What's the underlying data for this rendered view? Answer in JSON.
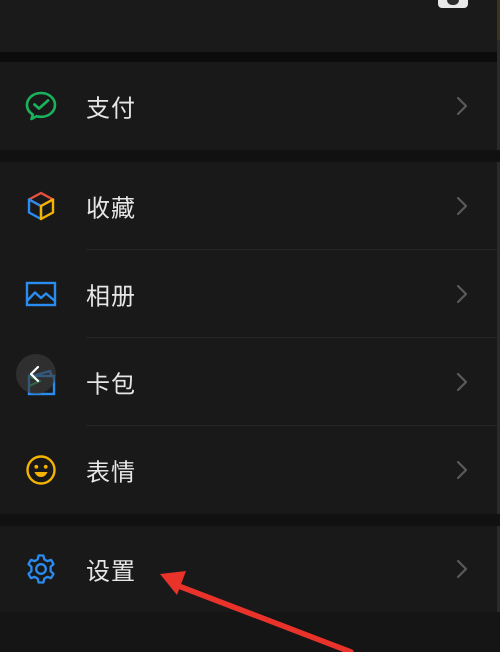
{
  "menu": {
    "pay": {
      "label": "支付",
      "icon": "wechat-pay-icon",
      "color": "#19b35c"
    },
    "favorites": {
      "label": "收藏",
      "icon": "cube-icon",
      "colors": [
        "#e8513c",
        "#2a8cf0",
        "#f5b400"
      ]
    },
    "album": {
      "label": "相册",
      "icon": "image-icon",
      "color": "#2a8cf0"
    },
    "cards": {
      "label": "卡包",
      "icon": "wallet-icon",
      "color": "#2a8cf0"
    },
    "stickers": {
      "label": "表情",
      "icon": "smiley-icon",
      "color": "#f5b400"
    },
    "settings": {
      "label": "设置",
      "icon": "gear-icon",
      "color": "#2a8cf0"
    }
  },
  "annotation": {
    "arrow_color": "#e8322a",
    "icon": "red-arrow-annotation"
  }
}
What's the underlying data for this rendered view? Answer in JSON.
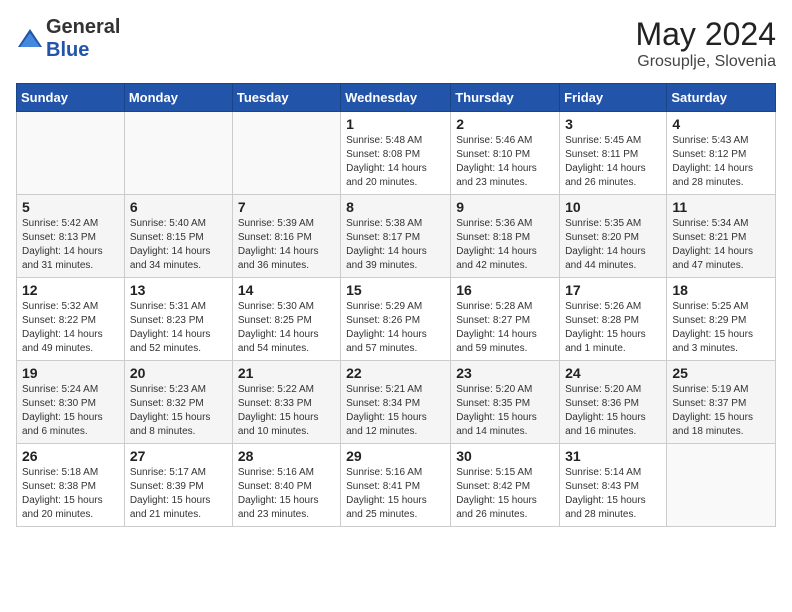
{
  "header": {
    "logo_general": "General",
    "logo_blue": "Blue",
    "title": "May 2024",
    "subtitle": "Grosuplje, Slovenia"
  },
  "days_of_week": [
    "Sunday",
    "Monday",
    "Tuesday",
    "Wednesday",
    "Thursday",
    "Friday",
    "Saturday"
  ],
  "weeks": [
    [
      {
        "day": "",
        "info": ""
      },
      {
        "day": "",
        "info": ""
      },
      {
        "day": "",
        "info": ""
      },
      {
        "day": "1",
        "info": "Sunrise: 5:48 AM\nSunset: 8:08 PM\nDaylight: 14 hours\nand 20 minutes."
      },
      {
        "day": "2",
        "info": "Sunrise: 5:46 AM\nSunset: 8:10 PM\nDaylight: 14 hours\nand 23 minutes."
      },
      {
        "day": "3",
        "info": "Sunrise: 5:45 AM\nSunset: 8:11 PM\nDaylight: 14 hours\nand 26 minutes."
      },
      {
        "day": "4",
        "info": "Sunrise: 5:43 AM\nSunset: 8:12 PM\nDaylight: 14 hours\nand 28 minutes."
      }
    ],
    [
      {
        "day": "5",
        "info": "Sunrise: 5:42 AM\nSunset: 8:13 PM\nDaylight: 14 hours\nand 31 minutes."
      },
      {
        "day": "6",
        "info": "Sunrise: 5:40 AM\nSunset: 8:15 PM\nDaylight: 14 hours\nand 34 minutes."
      },
      {
        "day": "7",
        "info": "Sunrise: 5:39 AM\nSunset: 8:16 PM\nDaylight: 14 hours\nand 36 minutes."
      },
      {
        "day": "8",
        "info": "Sunrise: 5:38 AM\nSunset: 8:17 PM\nDaylight: 14 hours\nand 39 minutes."
      },
      {
        "day": "9",
        "info": "Sunrise: 5:36 AM\nSunset: 8:18 PM\nDaylight: 14 hours\nand 42 minutes."
      },
      {
        "day": "10",
        "info": "Sunrise: 5:35 AM\nSunset: 8:20 PM\nDaylight: 14 hours\nand 44 minutes."
      },
      {
        "day": "11",
        "info": "Sunrise: 5:34 AM\nSunset: 8:21 PM\nDaylight: 14 hours\nand 47 minutes."
      }
    ],
    [
      {
        "day": "12",
        "info": "Sunrise: 5:32 AM\nSunset: 8:22 PM\nDaylight: 14 hours\nand 49 minutes."
      },
      {
        "day": "13",
        "info": "Sunrise: 5:31 AM\nSunset: 8:23 PM\nDaylight: 14 hours\nand 52 minutes."
      },
      {
        "day": "14",
        "info": "Sunrise: 5:30 AM\nSunset: 8:25 PM\nDaylight: 14 hours\nand 54 minutes."
      },
      {
        "day": "15",
        "info": "Sunrise: 5:29 AM\nSunset: 8:26 PM\nDaylight: 14 hours\nand 57 minutes."
      },
      {
        "day": "16",
        "info": "Sunrise: 5:28 AM\nSunset: 8:27 PM\nDaylight: 14 hours\nand 59 minutes."
      },
      {
        "day": "17",
        "info": "Sunrise: 5:26 AM\nSunset: 8:28 PM\nDaylight: 15 hours\nand 1 minute."
      },
      {
        "day": "18",
        "info": "Sunrise: 5:25 AM\nSunset: 8:29 PM\nDaylight: 15 hours\nand 3 minutes."
      }
    ],
    [
      {
        "day": "19",
        "info": "Sunrise: 5:24 AM\nSunset: 8:30 PM\nDaylight: 15 hours\nand 6 minutes."
      },
      {
        "day": "20",
        "info": "Sunrise: 5:23 AM\nSunset: 8:32 PM\nDaylight: 15 hours\nand 8 minutes."
      },
      {
        "day": "21",
        "info": "Sunrise: 5:22 AM\nSunset: 8:33 PM\nDaylight: 15 hours\nand 10 minutes."
      },
      {
        "day": "22",
        "info": "Sunrise: 5:21 AM\nSunset: 8:34 PM\nDaylight: 15 hours\nand 12 minutes."
      },
      {
        "day": "23",
        "info": "Sunrise: 5:20 AM\nSunset: 8:35 PM\nDaylight: 15 hours\nand 14 minutes."
      },
      {
        "day": "24",
        "info": "Sunrise: 5:20 AM\nSunset: 8:36 PM\nDaylight: 15 hours\nand 16 minutes."
      },
      {
        "day": "25",
        "info": "Sunrise: 5:19 AM\nSunset: 8:37 PM\nDaylight: 15 hours\nand 18 minutes."
      }
    ],
    [
      {
        "day": "26",
        "info": "Sunrise: 5:18 AM\nSunset: 8:38 PM\nDaylight: 15 hours\nand 20 minutes."
      },
      {
        "day": "27",
        "info": "Sunrise: 5:17 AM\nSunset: 8:39 PM\nDaylight: 15 hours\nand 21 minutes."
      },
      {
        "day": "28",
        "info": "Sunrise: 5:16 AM\nSunset: 8:40 PM\nDaylight: 15 hours\nand 23 minutes."
      },
      {
        "day": "29",
        "info": "Sunrise: 5:16 AM\nSunset: 8:41 PM\nDaylight: 15 hours\nand 25 minutes."
      },
      {
        "day": "30",
        "info": "Sunrise: 5:15 AM\nSunset: 8:42 PM\nDaylight: 15 hours\nand 26 minutes."
      },
      {
        "day": "31",
        "info": "Sunrise: 5:14 AM\nSunset: 8:43 PM\nDaylight: 15 hours\nand 28 minutes."
      },
      {
        "day": "",
        "info": ""
      }
    ]
  ]
}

....

#### GIVEN PROBLEM:
Except for the pictures, copy the material above exactly.

#### FULL OUTPUT:
What's the underlying data for this rendered view? Answer in JSON.
{
  "menu": {
    "pay": {
      "label": "支付",
      "icon": "wechat-pay-icon",
      "color": "#19b35c"
    },
    "favorites": {
      "label": "收藏",
      "icon": "cube-icon",
      "colors": [
        "#e8513c",
        "#2a8cf0",
        "#f5b400"
      ]
    },
    "album": {
      "label": "相册",
      "icon": "image-icon",
      "color": "#2a8cf0"
    },
    "cards": {
      "label": "卡包",
      "icon": "wallet-icon",
      "color": "#2a8cf0"
    },
    "stickers": {
      "label": "表情",
      "icon": "smiley-icon",
      "color": "#f5b400"
    },
    "settings": {
      "label": "设置",
      "icon": "gear-icon",
      "color": "#2a8cf0"
    }
  },
  "annotation": {
    "arrow_color": "#e8322a",
    "icon": "red-arrow-annotation"
  }
}
What's the underlying data for this rendered view? Answer in JSON.
{
  "header": {
    "logo_general": "General",
    "logo_blue": "Blue",
    "title": "May 2024",
    "subtitle": "Grosuplje, Slovenia"
  },
  "days_of_week": [
    "Sunday",
    "Monday",
    "Tuesday",
    "Wednesday",
    "Thursday",
    "Friday",
    "Saturday"
  ],
  "weeks": [
    [
      {
        "day": "",
        "info": ""
      },
      {
        "day": "",
        "info": ""
      },
      {
        "day": "",
        "info": ""
      },
      {
        "day": "1",
        "info": "Sunrise: 5:48 AM\nSunset: 8:08 PM\nDaylight: 14 hours\nand 20 minutes."
      },
      {
        "day": "2",
        "info": "Sunrise: 5:46 AM\nSunset: 8:10 PM\nDaylight: 14 hours\nand 23 minutes."
      },
      {
        "day": "3",
        "info": "Sunrise: 5:45 AM\nSunset: 8:11 PM\nDaylight: 14 hours\nand 26 minutes."
      },
      {
        "day": "4",
        "info": "Sunrise: 5:43 AM\nSunset: 8:12 PM\nDaylight: 14 hours\nand 28 minutes."
      }
    ],
    [
      {
        "day": "5",
        "info": "Sunrise: 5:42 AM\nSunset: 8:13 PM\nDaylight: 14 hours\nand 31 minutes."
      },
      {
        "day": "6",
        "info": "Sunrise: 5:40 AM\nSunset: 8:15 PM\nDaylight: 14 hours\nand 34 minutes."
      },
      {
        "day": "7",
        "info": "Sunrise: 5:39 AM\nSunset: 8:16 PM\nDaylight: 14 hours\nand 36 minutes."
      },
      {
        "day": "8",
        "info": "Sunrise: 5:38 AM\nSunset: 8:17 PM\nDaylight: 14 hours\nand 39 minutes."
      },
      {
        "day": "9",
        "info": "Sunrise: 5:36 AM\nSunset: 8:18 PM\nDaylight: 14 hours\nand 42 minutes."
      },
      {
        "day": "10",
        "info": "Sunrise: 5:35 AM\nSunset: 8:20 PM\nDaylight: 14 hours\nand 44 minutes."
      },
      {
        "day": "11",
        "info": "Sunrise: 5:34 AM\nSunset: 8:21 PM\nDaylight: 14 hours\nand 47 minutes."
      }
    ],
    [
      {
        "day": "12",
        "info": "Sunrise: 5:32 AM\nSunset: 8:22 PM\nDaylight: 14 hours\nand 49 minutes."
      },
      {
        "day": "13",
        "info": "Sunrise: 5:31 AM\nSunset: 8:23 PM\nDaylight: 14 hours\nand 52 minutes."
      },
      {
        "day": "14",
        "info": "Sunrise: 5:30 AM\nSunset: 8:25 PM\nDaylight: 14 hours\nand 54 minutes."
      },
      {
        "day": "15",
        "info": "Sunrise: 5:29 AM\nSunset: 8:26 PM\nDaylight: 14 hours\nand 57 minutes."
      },
      {
        "day": "16",
        "info": "Sunrise: 5:28 AM\nSunset: 8:27 PM\nDaylight: 14 hours\nand 59 minutes."
      },
      {
        "day": "17",
        "info": "Sunrise: 5:26 AM\nSunset: 8:28 PM\nDaylight: 15 hours\nand 1 minute."
      },
      {
        "day": "18",
        "info": "Sunrise: 5:25 AM\nSunset: 8:29 PM\nDaylight: 15 hours\nand 3 minutes."
      }
    ],
    [
      {
        "day": "19",
        "info": "Sunrise: 5:24 AM\nSunset: 8:30 PM\nDaylight: 15 hours\nand 6 minutes."
      },
      {
        "day": "20",
        "info": "Sunrise: 5:23 AM\nSunset: 8:32 PM\nDaylight: 15 hours\nand 8 minutes."
      },
      {
        "day": "21",
        "info": "Sunrise: 5:22 AM\nSunset: 8:33 PM\nDaylight: 15 hours\nand 10 minutes."
      },
      {
        "day": "22",
        "info": "Sunrise: 5:21 AM\nSunset: 8:34 PM\nDaylight: 15 hours\nand 12 minutes."
      },
      {
        "day": "23",
        "info": "Sunrise: 5:20 AM\nSunset: 8:35 PM\nDaylight: 15 hours\nand 14 minutes."
      },
      {
        "day": "24",
        "info": "Sunrise: 5:20 AM\nSunset: 8:36 PM\nDaylight: 15 hours\nand 16 minutes."
      },
      {
        "day": "25",
        "info": "Sunrise: 5:19 AM\nSunset: 8:37 PM\nDaylight: 15 hours\nand 18 minutes."
      }
    ],
    [
      {
        "day": "26",
        "info": "Sunrise: 5:18 AM\nSunset: 8:38 PM\nDaylight: 15 hours\nand 20 minutes."
      },
      {
        "day": "27",
        "info": "Sunrise: 5:17 AM\nSunset: 8:39 PM\nDaylight: 15 hours\nand 21 minutes."
      },
      {
        "day": "28",
        "info": "Sunrise: 5:16 AM\nSunset: 8:40 PM\nDaylight: 15 hours\nand 23 minutes."
      },
      {
        "day": "29",
        "info": "Sunrise: 5:16 AM\nSunset: 8:41 PM\nDaylight: 15 hours\nand 25 minutes."
      },
      {
        "day": "30",
        "info": "Sunrise: 5:15 AM\nSunset: 8:42 PM\nDaylight: 15 hours\nand 26 minutes."
      },
      {
        "day": "31",
        "info": "Sunrise: 5:14 AM\nSunset: 8:43 PM\nDaylight: 15 hours\nand 28 minutes."
      },
      {
        "day": "",
        "info": ""
      }
    ]
  ]
}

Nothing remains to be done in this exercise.